Direction:
Extract every line from the records below that contains the word "color".

---

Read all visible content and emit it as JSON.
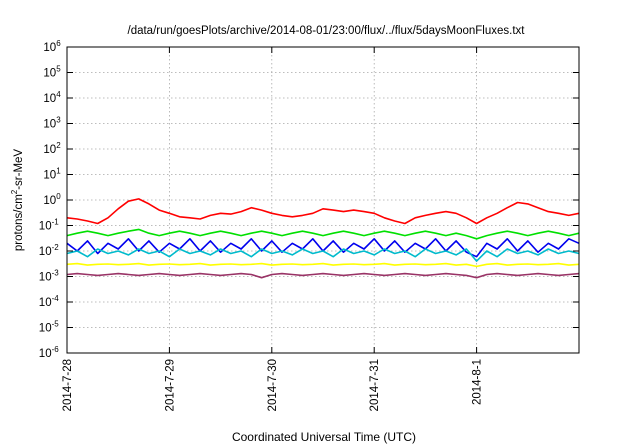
{
  "chart_data": {
    "type": "line",
    "title": "/data/run/goesPlots/archive/2014-08-01/23:00/flux/../flux/5daysMoonFluxes.txt",
    "xlabel": "Coordinated Universal Time (UTC)",
    "ylabel": "protons/cm2-sr-MeV",
    "ylabel_parts": {
      "before": "protons/cm",
      "sup": "2",
      "after": "-sr-MeV"
    },
    "yscale": "log",
    "xlim": [
      0,
      5
    ],
    "ylim_exponent": [
      -6,
      6
    ],
    "grid": true,
    "legend": "none",
    "x_ticks": [
      {
        "x": 0,
        "label": "2014-7-28"
      },
      {
        "x": 1,
        "label": "2014-7-29"
      },
      {
        "x": 2,
        "label": "2014-7-30"
      },
      {
        "x": 3,
        "label": "2014-7-31"
      },
      {
        "x": 4,
        "label": "2014-8-1"
      }
    ],
    "y_ticks": [
      {
        "exp": -6,
        "base": "10",
        "sup": "-6"
      },
      {
        "exp": -5,
        "base": "10",
        "sup": "-5"
      },
      {
        "exp": -4,
        "base": "10",
        "sup": "-4"
      },
      {
        "exp": -3,
        "base": "10",
        "sup": "-3"
      },
      {
        "exp": -2,
        "base": "10",
        "sup": "-2"
      },
      {
        "exp": -1,
        "base": "10",
        "sup": "-1"
      },
      {
        "exp": 0,
        "base": "10",
        "sup": "0"
      },
      {
        "exp": 1,
        "base": "10",
        "sup": "1"
      },
      {
        "exp": 2,
        "base": "10",
        "sup": "2"
      },
      {
        "exp": 3,
        "base": "10",
        "sup": "3"
      },
      {
        "exp": 4,
        "base": "10",
        "sup": "4"
      },
      {
        "exp": 5,
        "base": "10",
        "sup": "5"
      },
      {
        "exp": 6,
        "base": "10",
        "sup": "6"
      }
    ],
    "series": [
      {
        "color": "#ff0000",
        "x": [
          0,
          0.1,
          0.2,
          0.3,
          0.4,
          0.5,
          0.6,
          0.7,
          0.8,
          0.9,
          1,
          1.1,
          1.2,
          1.3,
          1.4,
          1.5,
          1.6,
          1.7,
          1.8,
          1.9,
          2,
          2.1,
          2.2,
          2.3,
          2.4,
          2.5,
          2.6,
          2.7,
          2.8,
          2.9,
          3,
          3.1,
          3.2,
          3.3,
          3.4,
          3.5,
          3.6,
          3.7,
          3.8,
          3.9,
          4,
          4.1,
          4.2,
          4.3,
          4.4,
          4.5,
          4.6,
          4.7,
          4.8,
          4.9,
          5
        ],
        "y": [
          0.2,
          0.18,
          0.15,
          0.12,
          0.2,
          0.45,
          0.9,
          1.1,
          0.7,
          0.4,
          0.3,
          0.22,
          0.2,
          0.18,
          0.25,
          0.3,
          0.28,
          0.35,
          0.5,
          0.4,
          0.3,
          0.25,
          0.22,
          0.25,
          0.3,
          0.45,
          0.4,
          0.35,
          0.4,
          0.35,
          0.3,
          0.2,
          0.15,
          0.12,
          0.2,
          0.25,
          0.3,
          0.35,
          0.3,
          0.2,
          0.12,
          0.2,
          0.3,
          0.5,
          0.8,
          0.7,
          0.5,
          0.35,
          0.3,
          0.25,
          0.3
        ]
      },
      {
        "color": "#00e000",
        "x": [
          0,
          0.1,
          0.2,
          0.3,
          0.4,
          0.5,
          0.6,
          0.7,
          0.8,
          0.9,
          1,
          1.1,
          1.2,
          1.3,
          1.4,
          1.5,
          1.6,
          1.7,
          1.8,
          1.9,
          2,
          2.1,
          2.2,
          2.3,
          2.4,
          2.5,
          2.6,
          2.7,
          2.8,
          2.9,
          3,
          3.1,
          3.2,
          3.3,
          3.4,
          3.5,
          3.6,
          3.7,
          3.8,
          3.9,
          4,
          4.1,
          4.2,
          4.3,
          4.4,
          4.5,
          4.6,
          4.7,
          4.8,
          4.9,
          5
        ],
        "y": [
          0.04,
          0.05,
          0.06,
          0.05,
          0.04,
          0.05,
          0.06,
          0.07,
          0.05,
          0.04,
          0.05,
          0.06,
          0.05,
          0.04,
          0.05,
          0.06,
          0.05,
          0.04,
          0.05,
          0.06,
          0.05,
          0.04,
          0.05,
          0.06,
          0.05,
          0.04,
          0.05,
          0.06,
          0.05,
          0.04,
          0.05,
          0.06,
          0.05,
          0.04,
          0.05,
          0.06,
          0.05,
          0.04,
          0.05,
          0.04,
          0.03,
          0.04,
          0.05,
          0.06,
          0.05,
          0.04,
          0.05,
          0.06,
          0.05,
          0.04,
          0.05
        ]
      },
      {
        "color": "#0000ee",
        "x": [
          0,
          0.1,
          0.2,
          0.3,
          0.4,
          0.5,
          0.6,
          0.7,
          0.8,
          0.9,
          1,
          1.1,
          1.2,
          1.3,
          1.4,
          1.5,
          1.6,
          1.7,
          1.8,
          1.9,
          2,
          2.1,
          2.2,
          2.3,
          2.4,
          2.5,
          2.6,
          2.7,
          2.8,
          2.9,
          3,
          3.1,
          3.2,
          3.3,
          3.4,
          3.5,
          3.6,
          3.7,
          3.8,
          3.9,
          4,
          4.1,
          4.2,
          4.3,
          4.4,
          4.5,
          4.6,
          4.7,
          4.8,
          4.9,
          5
        ],
        "y": [
          0.02,
          0.01,
          0.025,
          0.008,
          0.02,
          0.012,
          0.03,
          0.01,
          0.025,
          0.009,
          0.02,
          0.012,
          0.03,
          0.01,
          0.025,
          0.009,
          0.02,
          0.012,
          0.03,
          0.01,
          0.025,
          0.009,
          0.02,
          0.012,
          0.03,
          0.01,
          0.025,
          0.009,
          0.02,
          0.012,
          0.03,
          0.01,
          0.025,
          0.009,
          0.02,
          0.012,
          0.03,
          0.01,
          0.025,
          0.009,
          0.006,
          0.02,
          0.012,
          0.03,
          0.01,
          0.025,
          0.009,
          0.02,
          0.012,
          0.03,
          0.02
        ]
      },
      {
        "color": "#00bbcc",
        "x": [
          0,
          0.1,
          0.2,
          0.3,
          0.4,
          0.5,
          0.6,
          0.7,
          0.8,
          0.9,
          1,
          1.1,
          1.2,
          1.3,
          1.4,
          1.5,
          1.6,
          1.7,
          1.8,
          1.9,
          2,
          2.1,
          2.2,
          2.3,
          2.4,
          2.5,
          2.6,
          2.7,
          2.8,
          2.9,
          3,
          3.1,
          3.2,
          3.3,
          3.4,
          3.5,
          3.6,
          3.7,
          3.8,
          3.9,
          4,
          4.1,
          4.2,
          4.3,
          4.4,
          4.5,
          4.6,
          4.7,
          4.8,
          4.9,
          5
        ],
        "y": [
          0.008,
          0.01,
          0.006,
          0.012,
          0.008,
          0.01,
          0.007,
          0.012,
          0.008,
          0.01,
          0.006,
          0.012,
          0.008,
          0.01,
          0.007,
          0.012,
          0.008,
          0.01,
          0.006,
          0.012,
          0.008,
          0.01,
          0.007,
          0.012,
          0.008,
          0.01,
          0.006,
          0.012,
          0.008,
          0.01,
          0.007,
          0.012,
          0.008,
          0.01,
          0.006,
          0.012,
          0.008,
          0.01,
          0.007,
          0.012,
          0.004,
          0.01,
          0.006,
          0.012,
          0.008,
          0.01,
          0.007,
          0.012,
          0.008,
          0.01,
          0.008
        ]
      },
      {
        "color": "#ffff00",
        "x": [
          0,
          0.1,
          0.2,
          0.3,
          0.4,
          0.5,
          0.6,
          0.7,
          0.8,
          0.9,
          1,
          1.1,
          1.2,
          1.3,
          1.4,
          1.5,
          1.6,
          1.7,
          1.8,
          1.9,
          2,
          2.1,
          2.2,
          2.3,
          2.4,
          2.5,
          2.6,
          2.7,
          2.8,
          2.9,
          3,
          3.1,
          3.2,
          3.3,
          3.4,
          3.5,
          3.6,
          3.7,
          3.8,
          3.9,
          4,
          4.1,
          4.2,
          4.3,
          4.4,
          4.5,
          4.6,
          4.7,
          4.8,
          4.9,
          5
        ],
        "y": [
          0.003,
          0.0032,
          0.0028,
          0.003,
          0.0031,
          0.0029,
          0.003,
          0.0032,
          0.0028,
          0.003,
          0.0031,
          0.0029,
          0.003,
          0.0032,
          0.0028,
          0.003,
          0.0031,
          0.0029,
          0.003,
          0.0032,
          0.0028,
          0.003,
          0.0031,
          0.0029,
          0.003,
          0.0032,
          0.0028,
          0.003,
          0.0031,
          0.0029,
          0.003,
          0.0032,
          0.0028,
          0.003,
          0.0031,
          0.0029,
          0.003,
          0.0032,
          0.0028,
          0.003,
          0.0025,
          0.003,
          0.0032,
          0.0028,
          0.003,
          0.0031,
          0.0029,
          0.003,
          0.0032,
          0.0028,
          0.003
        ]
      },
      {
        "color": "#993366",
        "x": [
          0,
          0.1,
          0.2,
          0.3,
          0.4,
          0.5,
          0.6,
          0.7,
          0.8,
          0.9,
          1,
          1.1,
          1.2,
          1.3,
          1.4,
          1.5,
          1.6,
          1.7,
          1.8,
          1.9,
          2,
          2.1,
          2.2,
          2.3,
          2.4,
          2.5,
          2.6,
          2.7,
          2.8,
          2.9,
          3,
          3.1,
          3.2,
          3.3,
          3.4,
          3.5,
          3.6,
          3.7,
          3.8,
          3.9,
          4,
          4.1,
          4.2,
          4.3,
          4.4,
          4.5,
          4.6,
          4.7,
          4.8,
          4.9,
          5
        ],
        "y": [
          0.0012,
          0.0013,
          0.0012,
          0.0011,
          0.0012,
          0.0013,
          0.0012,
          0.0011,
          0.0012,
          0.0013,
          0.0012,
          0.0011,
          0.0012,
          0.0013,
          0.0012,
          0.0011,
          0.0012,
          0.0013,
          0.0012,
          0.0009,
          0.0012,
          0.0013,
          0.0012,
          0.0011,
          0.0012,
          0.0013,
          0.0012,
          0.0011,
          0.0012,
          0.0013,
          0.0012,
          0.0011,
          0.0012,
          0.0013,
          0.0012,
          0.0011,
          0.0012,
          0.0013,
          0.0012,
          0.0011,
          0.0009,
          0.0012,
          0.0013,
          0.0012,
          0.0011,
          0.0012,
          0.0013,
          0.0012,
          0.0011,
          0.0012,
          0.0013
        ]
      }
    ]
  }
}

---

Output for this exercise:
        "color": "#ff0000",
        "color": "#00e000",
        "color": "#0000ee",
        "color": "#00bbcc",
        "color": "#ffff00",
        "color": "#993366",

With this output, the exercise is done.